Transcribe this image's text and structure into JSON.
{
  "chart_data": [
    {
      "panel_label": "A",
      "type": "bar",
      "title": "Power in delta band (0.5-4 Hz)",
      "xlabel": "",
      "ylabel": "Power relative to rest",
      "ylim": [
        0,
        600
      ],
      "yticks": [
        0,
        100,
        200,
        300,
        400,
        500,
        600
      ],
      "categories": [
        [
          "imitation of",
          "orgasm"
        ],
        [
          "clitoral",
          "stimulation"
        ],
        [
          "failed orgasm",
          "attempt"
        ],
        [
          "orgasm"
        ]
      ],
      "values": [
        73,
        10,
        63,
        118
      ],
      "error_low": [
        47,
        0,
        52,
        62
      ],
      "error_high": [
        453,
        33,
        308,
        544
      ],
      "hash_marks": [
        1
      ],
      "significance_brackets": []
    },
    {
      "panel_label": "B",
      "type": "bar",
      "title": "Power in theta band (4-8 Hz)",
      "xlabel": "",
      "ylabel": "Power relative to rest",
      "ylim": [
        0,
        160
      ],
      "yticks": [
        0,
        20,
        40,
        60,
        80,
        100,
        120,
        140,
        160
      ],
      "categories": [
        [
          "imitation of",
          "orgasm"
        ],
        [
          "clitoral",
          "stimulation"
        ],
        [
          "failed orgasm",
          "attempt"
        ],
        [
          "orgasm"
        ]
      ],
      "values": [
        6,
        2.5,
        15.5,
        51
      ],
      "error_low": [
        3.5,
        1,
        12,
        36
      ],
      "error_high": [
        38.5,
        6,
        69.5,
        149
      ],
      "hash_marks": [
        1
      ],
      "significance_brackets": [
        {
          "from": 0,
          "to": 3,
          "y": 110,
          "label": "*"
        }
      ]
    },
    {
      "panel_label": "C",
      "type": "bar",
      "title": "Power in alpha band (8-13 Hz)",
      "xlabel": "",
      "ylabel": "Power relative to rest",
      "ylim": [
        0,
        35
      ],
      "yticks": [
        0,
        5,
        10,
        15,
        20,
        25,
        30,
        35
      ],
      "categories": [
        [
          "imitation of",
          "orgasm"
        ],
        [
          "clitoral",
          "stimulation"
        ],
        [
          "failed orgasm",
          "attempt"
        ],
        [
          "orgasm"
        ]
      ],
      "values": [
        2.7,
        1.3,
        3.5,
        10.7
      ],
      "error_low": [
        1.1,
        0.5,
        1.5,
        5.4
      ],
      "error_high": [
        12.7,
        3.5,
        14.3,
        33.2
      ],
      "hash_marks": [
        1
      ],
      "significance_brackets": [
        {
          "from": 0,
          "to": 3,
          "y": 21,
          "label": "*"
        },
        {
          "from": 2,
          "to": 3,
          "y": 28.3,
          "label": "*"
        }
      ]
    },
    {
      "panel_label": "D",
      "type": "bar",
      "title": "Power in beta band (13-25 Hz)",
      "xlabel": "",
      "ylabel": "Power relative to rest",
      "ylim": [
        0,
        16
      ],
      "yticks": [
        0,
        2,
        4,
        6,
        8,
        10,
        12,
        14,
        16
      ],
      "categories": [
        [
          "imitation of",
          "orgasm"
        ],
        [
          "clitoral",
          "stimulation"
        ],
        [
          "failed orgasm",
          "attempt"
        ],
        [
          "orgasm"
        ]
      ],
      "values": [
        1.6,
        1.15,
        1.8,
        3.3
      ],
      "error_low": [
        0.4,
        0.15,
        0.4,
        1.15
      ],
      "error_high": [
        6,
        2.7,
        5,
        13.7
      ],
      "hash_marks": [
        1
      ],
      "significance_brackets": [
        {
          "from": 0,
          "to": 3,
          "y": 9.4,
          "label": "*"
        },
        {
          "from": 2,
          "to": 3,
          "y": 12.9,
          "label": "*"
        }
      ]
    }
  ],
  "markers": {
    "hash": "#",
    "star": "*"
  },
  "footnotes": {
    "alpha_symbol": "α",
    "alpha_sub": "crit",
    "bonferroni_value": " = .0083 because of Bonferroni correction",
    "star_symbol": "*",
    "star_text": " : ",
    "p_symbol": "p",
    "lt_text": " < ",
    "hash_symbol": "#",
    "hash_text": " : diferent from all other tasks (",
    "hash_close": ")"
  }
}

• • • •

--- TASK STATEMENT ---
Every record should be repeated exactly; please leave none out.

--- TASK SOLUTION ---
Transcribe this image's text and structure into JSON.
{
  "chart_data": [
    {
      "panel_label": "A",
      "type": "bar",
      "title": "Power in delta band (0.5-4 Hz)",
      "xlabel": "",
      "ylabel": "Power relative to rest",
      "ylim": [
        0,
        600
      ],
      "yticks": [
        0,
        100,
        200,
        300,
        400,
        500,
        600
      ],
      "categories": [
        [
          "imitation of",
          "orgasm"
        ],
        [
          "clitoral",
          "stimulation"
        ],
        [
          "failed orgasm",
          "attempt"
        ],
        [
          "orgasm"
        ]
      ],
      "values": [
        73,
        10,
        63,
        118
      ],
      "error_low": [
        47,
        0,
        52,
        62
      ],
      "error_high": [
        453,
        33,
        308,
        544
      ],
      "hash_marks": [
        1
      ],
      "significance_brackets": []
    },
    {
      "panel_label": "B",
      "type": "bar",
      "title": "Power in theta band (4-8 Hz)",
      "xlabel": "",
      "ylabel": "Power relative to rest",
      "ylim": [
        0,
        160
      ],
      "yticks": [
        0,
        20,
        40,
        60,
        80,
        100,
        120,
        140,
        160
      ],
      "categories": [
        [
          "imitation of",
          "orgasm"
        ],
        [
          "clitoral",
          "stimulation"
        ],
        [
          "failed orgasm",
          "attempt"
        ],
        [
          "orgasm"
        ]
      ],
      "values": [
        6,
        2.5,
        15.5,
        51
      ],
      "error_low": [
        3.5,
        1,
        12,
        36
      ],
      "error_high": [
        38.5,
        6,
        69.5,
        149
      ],
      "hash_marks": [
        1
      ],
      "significance_brackets": [
        {
          "from": 0,
          "to": 3,
          "y": 110,
          "label": "*"
        }
      ]
    },
    {
      "panel_label": "C",
      "type": "bar",
      "title": "Power in alpha band (8-13 Hz)",
      "xlabel": "",
      "ylabel": "Power relative to rest",
      "ylim": [
        0,
        35
      ],
      "yticks": [
        0,
        5,
        10,
        15,
        20,
        25,
        30,
        35
      ],
      "categories": [
        [
          "imitation of",
          "orgasm"
        ],
        [
          "clitoral",
          "stimulation"
        ],
        [
          "failed orgasm",
          "attempt"
        ],
        [
          "orgasm"
        ]
      ],
      "values": [
        2.7,
        1.3,
        3.5,
        10.7
      ],
      "error_low": [
        1.1,
        0.5,
        1.5,
        5.4
      ],
      "error_high": [
        12.7,
        3.5,
        14.3,
        33.2
      ],
      "hash_marks": [
        1
      ],
      "significance_brackets": [
        {
          "from": 0,
          "to": 3,
          "y": 21,
          "label": "*"
        },
        {
          "from": 2,
          "to": 3,
          "y": 28.3,
          "label": "*"
        }
      ]
    },
    {
      "panel_label": "D",
      "type": "bar",
      "title": "Power in beta band (13-25 Hz)",
      "xlabel": "",
      "ylabel": "Power relative to rest",
      "ylim": [
        0,
        16
      ],
      "yticks": [
        0,
        2,
        4,
        6,
        8,
        10,
        12,
        14,
        16
      ],
      "categories": [
        [
          "imitation of",
          "orgasm"
        ],
        [
          "clitoral",
          "stimulation"
        ],
        [
          "failed orgasm",
          "attempt"
        ],
        [
          "orgasm"
        ]
      ],
      "values": [
        1.6,
        1.15,
        1.8,
        3.3
      ],
      "error_low": [
        0.4,
        0.15,
        0.4,
        1.15
      ],
      "error_high": [
        6,
        2.7,
        5,
        13.7
      ],
      "hash_marks": [
        1
      ],
      "significance_brackets": [
        {
          "from": 0,
          "to": 3,
          "y": 9.4,
          "label": "*"
        },
        {
          "from": 2,
          "to": 3,
          "y": 12.9,
          "label": "*"
        }
      ]
    }
  ],
  "markers": {
    "hash": "#",
    "star": "*"
  },
  "footnotes": {
    "alpha_symbol": "α",
    "alpha_sub": "crit",
    "bonferroni_value": " = .0083 because of Bonferroni correction",
    "star_symbol": "*",
    "star_text": " : ",
    "p_symbol": "p",
    "lt_text": " < ",
    "hash_symbol": "#",
    "hash_text": " : diferent from all other tasks (",
    "hash_close": ")"
  }
}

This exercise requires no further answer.